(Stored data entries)

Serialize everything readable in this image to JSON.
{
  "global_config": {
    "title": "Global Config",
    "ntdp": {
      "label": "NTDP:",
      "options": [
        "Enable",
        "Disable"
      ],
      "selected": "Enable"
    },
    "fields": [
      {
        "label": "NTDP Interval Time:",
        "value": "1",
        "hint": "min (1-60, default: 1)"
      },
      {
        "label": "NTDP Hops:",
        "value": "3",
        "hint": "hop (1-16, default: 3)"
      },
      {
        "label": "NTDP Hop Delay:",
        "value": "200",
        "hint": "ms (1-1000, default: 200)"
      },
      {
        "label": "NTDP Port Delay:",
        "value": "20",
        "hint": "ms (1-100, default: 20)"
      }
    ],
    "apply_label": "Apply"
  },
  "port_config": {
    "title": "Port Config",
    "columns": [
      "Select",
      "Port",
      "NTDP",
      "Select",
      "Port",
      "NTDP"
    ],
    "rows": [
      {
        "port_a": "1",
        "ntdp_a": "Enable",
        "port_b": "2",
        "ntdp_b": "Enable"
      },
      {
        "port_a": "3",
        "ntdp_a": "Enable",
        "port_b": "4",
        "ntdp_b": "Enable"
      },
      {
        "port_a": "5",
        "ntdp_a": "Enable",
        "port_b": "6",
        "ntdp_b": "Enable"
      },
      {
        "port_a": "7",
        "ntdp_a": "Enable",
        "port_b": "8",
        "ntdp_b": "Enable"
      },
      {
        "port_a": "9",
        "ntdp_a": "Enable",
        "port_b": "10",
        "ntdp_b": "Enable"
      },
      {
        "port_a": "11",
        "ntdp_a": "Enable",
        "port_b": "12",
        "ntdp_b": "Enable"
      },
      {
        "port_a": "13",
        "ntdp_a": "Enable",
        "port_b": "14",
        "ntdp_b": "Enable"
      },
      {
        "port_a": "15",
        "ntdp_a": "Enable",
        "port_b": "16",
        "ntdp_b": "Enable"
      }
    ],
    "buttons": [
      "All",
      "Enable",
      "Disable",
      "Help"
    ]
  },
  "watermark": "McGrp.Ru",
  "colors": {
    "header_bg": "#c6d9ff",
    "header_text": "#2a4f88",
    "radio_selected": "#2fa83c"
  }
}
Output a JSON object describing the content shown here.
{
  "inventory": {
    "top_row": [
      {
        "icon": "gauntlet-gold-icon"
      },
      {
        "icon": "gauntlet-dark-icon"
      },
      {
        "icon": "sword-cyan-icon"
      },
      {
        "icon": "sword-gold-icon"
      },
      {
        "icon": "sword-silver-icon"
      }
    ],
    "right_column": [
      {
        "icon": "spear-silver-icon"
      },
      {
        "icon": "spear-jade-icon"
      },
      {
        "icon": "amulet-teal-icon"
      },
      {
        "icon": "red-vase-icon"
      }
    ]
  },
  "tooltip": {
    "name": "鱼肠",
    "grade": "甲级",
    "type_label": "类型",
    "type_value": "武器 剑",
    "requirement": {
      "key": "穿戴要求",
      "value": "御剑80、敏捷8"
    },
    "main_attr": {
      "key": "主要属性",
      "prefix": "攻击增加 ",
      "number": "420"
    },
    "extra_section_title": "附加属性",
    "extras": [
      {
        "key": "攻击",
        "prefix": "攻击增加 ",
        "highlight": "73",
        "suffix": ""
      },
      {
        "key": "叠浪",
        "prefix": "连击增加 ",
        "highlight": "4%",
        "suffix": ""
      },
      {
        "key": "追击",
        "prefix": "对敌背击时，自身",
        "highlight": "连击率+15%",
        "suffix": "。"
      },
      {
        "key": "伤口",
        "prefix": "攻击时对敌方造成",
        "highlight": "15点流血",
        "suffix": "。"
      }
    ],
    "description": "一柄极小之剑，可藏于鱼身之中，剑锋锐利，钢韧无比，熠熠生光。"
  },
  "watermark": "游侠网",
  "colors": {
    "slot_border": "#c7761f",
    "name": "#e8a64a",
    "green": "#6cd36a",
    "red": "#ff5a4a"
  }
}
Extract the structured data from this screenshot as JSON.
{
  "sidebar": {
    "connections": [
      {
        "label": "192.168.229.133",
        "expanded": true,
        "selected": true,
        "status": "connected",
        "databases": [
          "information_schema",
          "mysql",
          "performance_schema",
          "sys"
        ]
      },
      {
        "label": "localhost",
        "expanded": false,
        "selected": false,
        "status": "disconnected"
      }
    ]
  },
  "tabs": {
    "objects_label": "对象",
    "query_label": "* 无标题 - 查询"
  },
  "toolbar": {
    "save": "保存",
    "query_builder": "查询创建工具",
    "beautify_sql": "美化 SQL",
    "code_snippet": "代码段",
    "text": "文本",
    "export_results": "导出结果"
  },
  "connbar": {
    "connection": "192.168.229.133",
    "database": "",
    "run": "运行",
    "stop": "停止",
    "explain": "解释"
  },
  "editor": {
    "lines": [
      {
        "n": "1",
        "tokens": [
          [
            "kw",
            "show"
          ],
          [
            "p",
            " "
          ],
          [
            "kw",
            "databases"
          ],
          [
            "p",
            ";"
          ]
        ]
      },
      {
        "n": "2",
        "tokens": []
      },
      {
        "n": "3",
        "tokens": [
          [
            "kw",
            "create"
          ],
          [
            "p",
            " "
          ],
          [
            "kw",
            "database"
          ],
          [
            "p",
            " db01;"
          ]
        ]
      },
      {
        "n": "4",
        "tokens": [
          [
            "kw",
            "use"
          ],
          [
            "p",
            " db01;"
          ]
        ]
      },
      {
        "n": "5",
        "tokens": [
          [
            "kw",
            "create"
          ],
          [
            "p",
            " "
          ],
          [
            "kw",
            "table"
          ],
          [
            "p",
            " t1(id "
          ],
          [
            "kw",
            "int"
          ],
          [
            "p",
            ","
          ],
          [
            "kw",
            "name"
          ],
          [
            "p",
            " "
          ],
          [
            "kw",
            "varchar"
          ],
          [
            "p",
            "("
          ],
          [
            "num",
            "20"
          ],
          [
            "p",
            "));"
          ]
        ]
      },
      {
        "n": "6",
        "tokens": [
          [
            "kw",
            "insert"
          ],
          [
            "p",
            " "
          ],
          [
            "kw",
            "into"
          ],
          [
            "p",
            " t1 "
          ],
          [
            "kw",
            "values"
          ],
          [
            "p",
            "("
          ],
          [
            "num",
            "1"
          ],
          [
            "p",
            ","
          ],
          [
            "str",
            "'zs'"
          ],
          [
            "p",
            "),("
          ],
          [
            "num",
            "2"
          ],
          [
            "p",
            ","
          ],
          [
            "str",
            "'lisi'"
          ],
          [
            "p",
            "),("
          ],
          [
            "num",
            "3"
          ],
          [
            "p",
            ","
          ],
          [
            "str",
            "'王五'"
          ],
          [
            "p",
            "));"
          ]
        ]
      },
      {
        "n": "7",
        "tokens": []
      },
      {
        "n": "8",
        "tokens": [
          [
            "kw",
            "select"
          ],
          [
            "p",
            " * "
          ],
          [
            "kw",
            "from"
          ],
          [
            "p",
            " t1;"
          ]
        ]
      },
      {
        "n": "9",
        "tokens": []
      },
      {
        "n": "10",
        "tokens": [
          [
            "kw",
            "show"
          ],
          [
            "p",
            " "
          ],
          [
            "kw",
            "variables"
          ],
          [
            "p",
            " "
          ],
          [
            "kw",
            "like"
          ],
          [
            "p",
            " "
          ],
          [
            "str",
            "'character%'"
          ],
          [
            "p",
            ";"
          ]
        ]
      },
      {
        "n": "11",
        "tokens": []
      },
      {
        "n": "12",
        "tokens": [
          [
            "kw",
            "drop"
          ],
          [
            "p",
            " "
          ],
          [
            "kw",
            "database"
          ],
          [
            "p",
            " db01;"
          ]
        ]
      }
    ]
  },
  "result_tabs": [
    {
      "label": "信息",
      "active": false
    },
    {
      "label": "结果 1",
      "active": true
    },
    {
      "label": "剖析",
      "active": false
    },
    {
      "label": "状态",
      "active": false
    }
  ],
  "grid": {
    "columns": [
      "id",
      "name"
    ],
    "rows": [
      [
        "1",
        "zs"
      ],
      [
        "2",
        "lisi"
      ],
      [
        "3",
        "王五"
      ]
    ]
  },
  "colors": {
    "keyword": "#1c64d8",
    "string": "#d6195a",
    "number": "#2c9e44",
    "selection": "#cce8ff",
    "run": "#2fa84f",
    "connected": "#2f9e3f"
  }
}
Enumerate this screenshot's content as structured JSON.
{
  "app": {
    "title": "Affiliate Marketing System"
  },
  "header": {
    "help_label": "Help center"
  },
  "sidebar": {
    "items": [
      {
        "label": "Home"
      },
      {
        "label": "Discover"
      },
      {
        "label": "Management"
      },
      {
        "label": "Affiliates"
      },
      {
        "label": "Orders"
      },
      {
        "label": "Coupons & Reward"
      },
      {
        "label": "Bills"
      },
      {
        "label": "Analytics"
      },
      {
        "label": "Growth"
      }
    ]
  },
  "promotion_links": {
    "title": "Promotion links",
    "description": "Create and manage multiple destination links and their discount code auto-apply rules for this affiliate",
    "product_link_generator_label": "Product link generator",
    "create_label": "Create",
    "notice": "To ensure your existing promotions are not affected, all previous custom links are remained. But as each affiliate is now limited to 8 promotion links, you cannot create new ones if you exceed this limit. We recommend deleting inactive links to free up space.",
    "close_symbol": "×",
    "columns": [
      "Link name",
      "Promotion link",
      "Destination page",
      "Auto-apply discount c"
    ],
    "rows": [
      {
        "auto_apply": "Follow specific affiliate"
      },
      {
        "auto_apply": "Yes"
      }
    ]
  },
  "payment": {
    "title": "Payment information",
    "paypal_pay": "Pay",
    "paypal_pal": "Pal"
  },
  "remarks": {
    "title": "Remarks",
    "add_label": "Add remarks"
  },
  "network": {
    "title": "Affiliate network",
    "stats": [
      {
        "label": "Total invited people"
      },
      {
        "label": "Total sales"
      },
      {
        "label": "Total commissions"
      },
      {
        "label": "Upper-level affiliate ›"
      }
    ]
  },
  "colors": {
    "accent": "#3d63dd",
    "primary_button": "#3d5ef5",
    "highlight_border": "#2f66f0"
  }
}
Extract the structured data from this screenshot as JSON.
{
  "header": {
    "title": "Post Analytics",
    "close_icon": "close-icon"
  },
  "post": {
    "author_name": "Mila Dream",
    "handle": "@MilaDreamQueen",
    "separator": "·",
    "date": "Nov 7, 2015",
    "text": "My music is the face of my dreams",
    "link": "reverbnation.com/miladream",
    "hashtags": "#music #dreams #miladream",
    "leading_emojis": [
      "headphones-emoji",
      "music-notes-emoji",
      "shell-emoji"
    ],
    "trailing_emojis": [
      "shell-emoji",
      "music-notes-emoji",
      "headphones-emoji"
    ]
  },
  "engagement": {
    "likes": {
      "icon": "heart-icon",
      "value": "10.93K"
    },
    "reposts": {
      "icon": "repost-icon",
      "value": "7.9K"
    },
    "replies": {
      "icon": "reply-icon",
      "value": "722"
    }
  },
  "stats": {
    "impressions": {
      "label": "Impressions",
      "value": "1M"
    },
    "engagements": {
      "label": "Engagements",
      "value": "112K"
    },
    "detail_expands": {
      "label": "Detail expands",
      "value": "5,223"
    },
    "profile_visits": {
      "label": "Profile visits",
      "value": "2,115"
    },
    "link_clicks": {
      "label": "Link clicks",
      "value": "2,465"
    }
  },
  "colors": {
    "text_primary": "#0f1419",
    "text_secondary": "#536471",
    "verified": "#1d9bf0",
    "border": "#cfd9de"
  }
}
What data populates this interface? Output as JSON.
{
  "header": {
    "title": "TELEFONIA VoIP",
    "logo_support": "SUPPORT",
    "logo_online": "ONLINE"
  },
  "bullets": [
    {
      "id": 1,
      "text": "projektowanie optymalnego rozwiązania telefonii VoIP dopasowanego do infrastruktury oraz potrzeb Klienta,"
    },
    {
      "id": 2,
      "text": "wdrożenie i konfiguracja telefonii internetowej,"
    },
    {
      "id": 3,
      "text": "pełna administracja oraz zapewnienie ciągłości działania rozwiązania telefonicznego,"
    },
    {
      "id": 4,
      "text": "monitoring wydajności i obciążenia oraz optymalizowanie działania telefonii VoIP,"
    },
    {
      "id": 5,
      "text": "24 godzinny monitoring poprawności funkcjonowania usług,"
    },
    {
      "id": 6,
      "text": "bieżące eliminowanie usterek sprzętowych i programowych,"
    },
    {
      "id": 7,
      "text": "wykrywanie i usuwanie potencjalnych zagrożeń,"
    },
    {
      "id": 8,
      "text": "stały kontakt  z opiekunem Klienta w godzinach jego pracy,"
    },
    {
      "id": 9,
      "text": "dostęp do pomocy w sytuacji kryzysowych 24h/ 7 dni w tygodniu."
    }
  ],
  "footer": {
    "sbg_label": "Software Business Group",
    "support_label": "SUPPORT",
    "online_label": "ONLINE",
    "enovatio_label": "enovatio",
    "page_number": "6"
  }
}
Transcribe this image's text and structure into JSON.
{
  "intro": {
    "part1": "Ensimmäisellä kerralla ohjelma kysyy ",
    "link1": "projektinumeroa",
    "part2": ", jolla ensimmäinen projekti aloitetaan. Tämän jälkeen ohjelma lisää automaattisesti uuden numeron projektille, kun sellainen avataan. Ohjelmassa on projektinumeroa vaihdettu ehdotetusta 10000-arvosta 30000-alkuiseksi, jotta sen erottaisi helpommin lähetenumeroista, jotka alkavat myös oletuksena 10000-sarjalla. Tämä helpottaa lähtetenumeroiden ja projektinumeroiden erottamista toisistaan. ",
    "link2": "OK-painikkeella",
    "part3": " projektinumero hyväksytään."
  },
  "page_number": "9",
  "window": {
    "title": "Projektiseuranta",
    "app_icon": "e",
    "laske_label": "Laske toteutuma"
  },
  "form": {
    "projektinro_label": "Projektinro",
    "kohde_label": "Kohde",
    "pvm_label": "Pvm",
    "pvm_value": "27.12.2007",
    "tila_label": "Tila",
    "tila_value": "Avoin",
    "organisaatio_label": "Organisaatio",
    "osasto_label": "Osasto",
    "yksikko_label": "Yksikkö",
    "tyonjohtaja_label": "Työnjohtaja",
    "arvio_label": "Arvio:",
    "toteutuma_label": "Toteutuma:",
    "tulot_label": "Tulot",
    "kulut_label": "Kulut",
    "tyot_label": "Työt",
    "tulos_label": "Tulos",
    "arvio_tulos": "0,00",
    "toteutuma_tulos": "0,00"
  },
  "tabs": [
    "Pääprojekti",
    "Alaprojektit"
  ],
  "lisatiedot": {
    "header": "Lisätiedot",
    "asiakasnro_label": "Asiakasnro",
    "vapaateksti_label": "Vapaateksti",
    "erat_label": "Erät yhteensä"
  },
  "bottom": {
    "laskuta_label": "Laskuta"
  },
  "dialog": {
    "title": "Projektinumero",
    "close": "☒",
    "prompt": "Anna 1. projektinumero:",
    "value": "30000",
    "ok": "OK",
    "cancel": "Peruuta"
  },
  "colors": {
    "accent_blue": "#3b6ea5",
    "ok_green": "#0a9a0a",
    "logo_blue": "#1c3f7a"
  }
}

WRITTEN REQUEST: Show all lines in the entries above where the string "monitoring" appears.

RESULT OF THE TASK:
      "text": "monitoring wydajności i obciążenia oraz optymalizowanie działania telefonii VoIP,"
      "text": "24 godzinny monitoring poprawności funkcjonowania usług,"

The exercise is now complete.